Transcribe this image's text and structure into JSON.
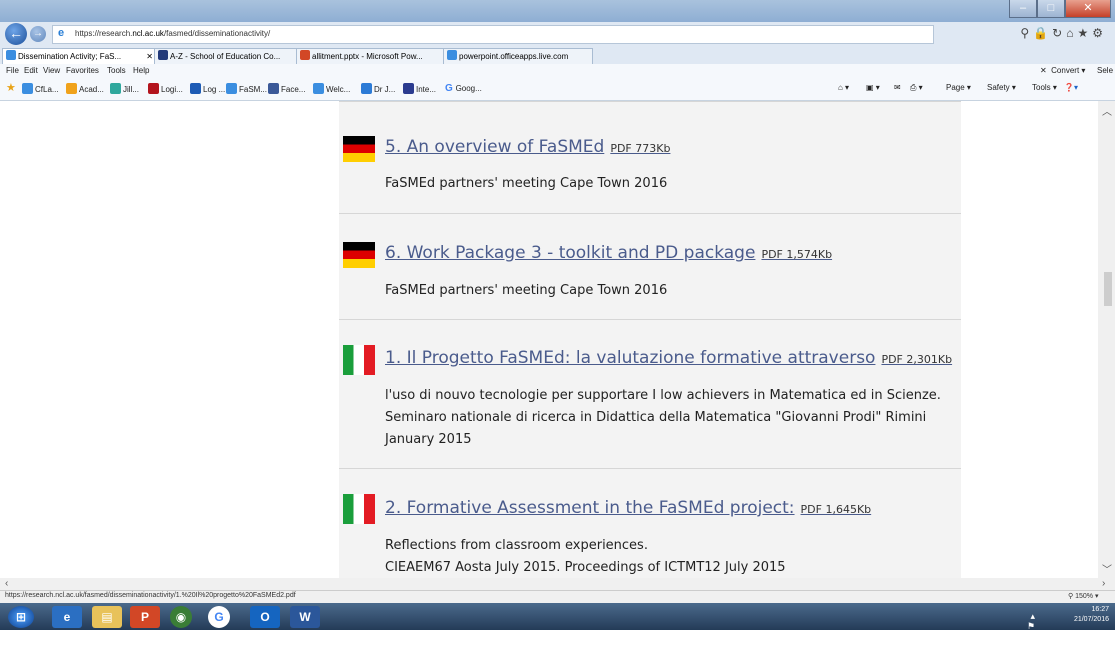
{
  "browser": {
    "url_prefix": "https://research.",
    "url_domain": "ncl.ac.uk",
    "url_path": "/fasmed/disseminationactivity/",
    "tabs": [
      {
        "label": "Dissemination Activity; FaS...",
        "icon": "ie-icon",
        "active": true
      },
      {
        "label": "A-Z - School of Education Co...",
        "icon": "ncl-icon",
        "active": false
      },
      {
        "label": "allitment.pptx - Microsoft Pow...",
        "icon": "powerpoint-icon",
        "active": false
      },
      {
        "label": "powerpoint.officeapps.live.com",
        "icon": "ie-icon",
        "active": false
      }
    ],
    "menu": [
      "File",
      "Edit",
      "View",
      "Favorites",
      "Tools",
      "Help"
    ],
    "convert_label": "Convert",
    "select_label": "Sele",
    "favorites": [
      "CfLa...",
      "Acad...",
      "Jill...",
      "Logi...",
      "Log ...",
      "FaSM...",
      "Face...",
      "Welc...",
      "Dr J...",
      "Inte...",
      "Goog..."
    ],
    "command_bar": {
      "page": "Page",
      "safety": "Safety",
      "tools": "Tools"
    }
  },
  "documents": [
    {
      "flag": "de",
      "title": "5. An overview of FaSMEd",
      "pdf": "PDF 773Kb",
      "description": [
        "FaSMEd partners' meeting Cape Town 2016"
      ]
    },
    {
      "flag": "de",
      "title": "6. Work Package 3 - toolkit and PD package",
      "pdf": "PDF 1,574Kb",
      "description": [
        "FaSMEd partners' meeting Cape Town 2016"
      ]
    },
    {
      "flag": "it",
      "title": "1. Il Progetto FaSMEd: la valutazione formative attraverso",
      "pdf": "PDF 2,301Kb",
      "description": [
        "l'uso di nouvo tecnologie per supportare I low achievers in Matematica ed in Scienze.",
        "Seminaro nationale di ricerca in Didattica della Matematica \"Giovanni Prodi\" Rimini",
        "January 2015"
      ]
    },
    {
      "flag": "it",
      "title": "2. Formative Assessment in the FaSMEd project:",
      "pdf": "PDF 1,645Kb",
      "description": [
        "Reflections from classroom experiences.",
        "CIEAEM67 Aosta July 2015. Proceedings of ICTMT12 July 2015"
      ]
    }
  ],
  "status_url": "https://research.ncl.ac.uk/fasmed/disseminationactivity/1.%20Il%20progetto%20FaSMEd2.pdf",
  "zoom": "150%",
  "clock": {
    "time": "16:27",
    "date": "21/07/2016"
  }
}
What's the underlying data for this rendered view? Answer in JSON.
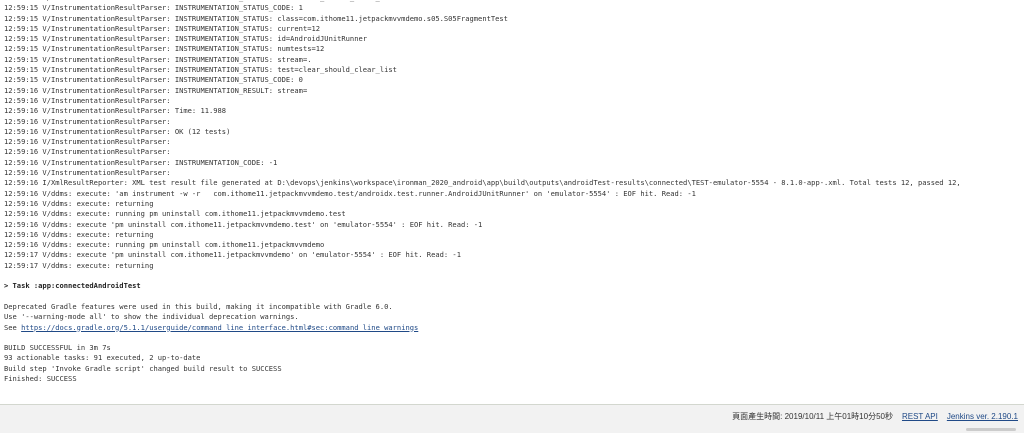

Task brief
Go through the material above and print all of it exactly, except the pictures.

Solution for this exercise
Transcribe this image's text and structure into JSON.
{
  "browser": {
    "url_prefix": "https://research.",
    "url_domain": "ncl.ac.uk",
    "url_path": "/fasmed/disseminationactivity/",
    "tabs": [
      {
        "label": "Dissemination Activity; FaS...",
        "icon": "ie-icon",
        "active": true
      },
      {
        "label": "A-Z - School of Education Co...",
        "icon": "ncl-icon",
        "active": false
      },
      {
        "label": "allitment.pptx - Microsoft Pow...",
        "icon": "powerpoint-icon",
        "active": false
      },
      {
        "label": "powerpoint.officeapps.live.com",
        "icon": "ie-icon",
        "active": false
      }
    ],
    "menu": [
      "File",
      "Edit",
      "View",
      "Favorites",
      "Tools",
      "Help"
    ],
    "convert_label": "Convert",
    "select_label": "Sele",
    "favorites": [
      "CfLa...",
      "Acad...",
      "Jill...",
      "Logi...",
      "Log ...",
      "FaSM...",
      "Face...",
      "Welc...",
      "Dr J...",
      "Inte...",
      "Goog..."
    ],
    "command_bar": {
      "page": "Page",
      "safety": "Safety",
      "tools": "Tools"
    }
  },
  "documents": [
    {
      "flag": "de",
      "title": "5. An overview of FaSMEd",
      "pdf": "PDF 773Kb",
      "description": [
        "FaSMEd partners' meeting Cape Town 2016"
      ]
    },
    {
      "flag": "de",
      "title": "6. Work Package 3 - toolkit and PD package",
      "pdf": "PDF 1,574Kb",
      "description": [
        "FaSMEd partners' meeting Cape Town 2016"
      ]
    },
    {
      "flag": "it",
      "title": "1. Il Progetto FaSMEd: la valutazione formative attraverso",
      "pdf": "PDF 2,301Kb",
      "description": [
        "l'uso di nouvo tecnologie per supportare I low achievers in Matematica ed in Scienze.",
        "Seminaro nationale di ricerca in Didattica della Matematica \"Giovanni Prodi\" Rimini",
        "January 2015"
      ]
    },
    {
      "flag": "it",
      "title": "2. Formative Assessment in the FaSMEd project:",
      "pdf": "PDF 1,645Kb",
      "description": [
        "Reflections from classroom experiences.",
        "CIEAEM67 Aosta July 2015. Proceedings of ICTMT12 July 2015"
      ]
    }
  ],
  "status_url": "https://research.ncl.ac.uk/fasmed/disseminationactivity/1.%20Il%20progetto%20FaSMEd2.pdf",
  "zoom": "150%",
  "clock": {
    "time": "16:27",
    "date": "21/07/2016"
  }
}
What's the underlying data for this rendered view? Answer in JSON.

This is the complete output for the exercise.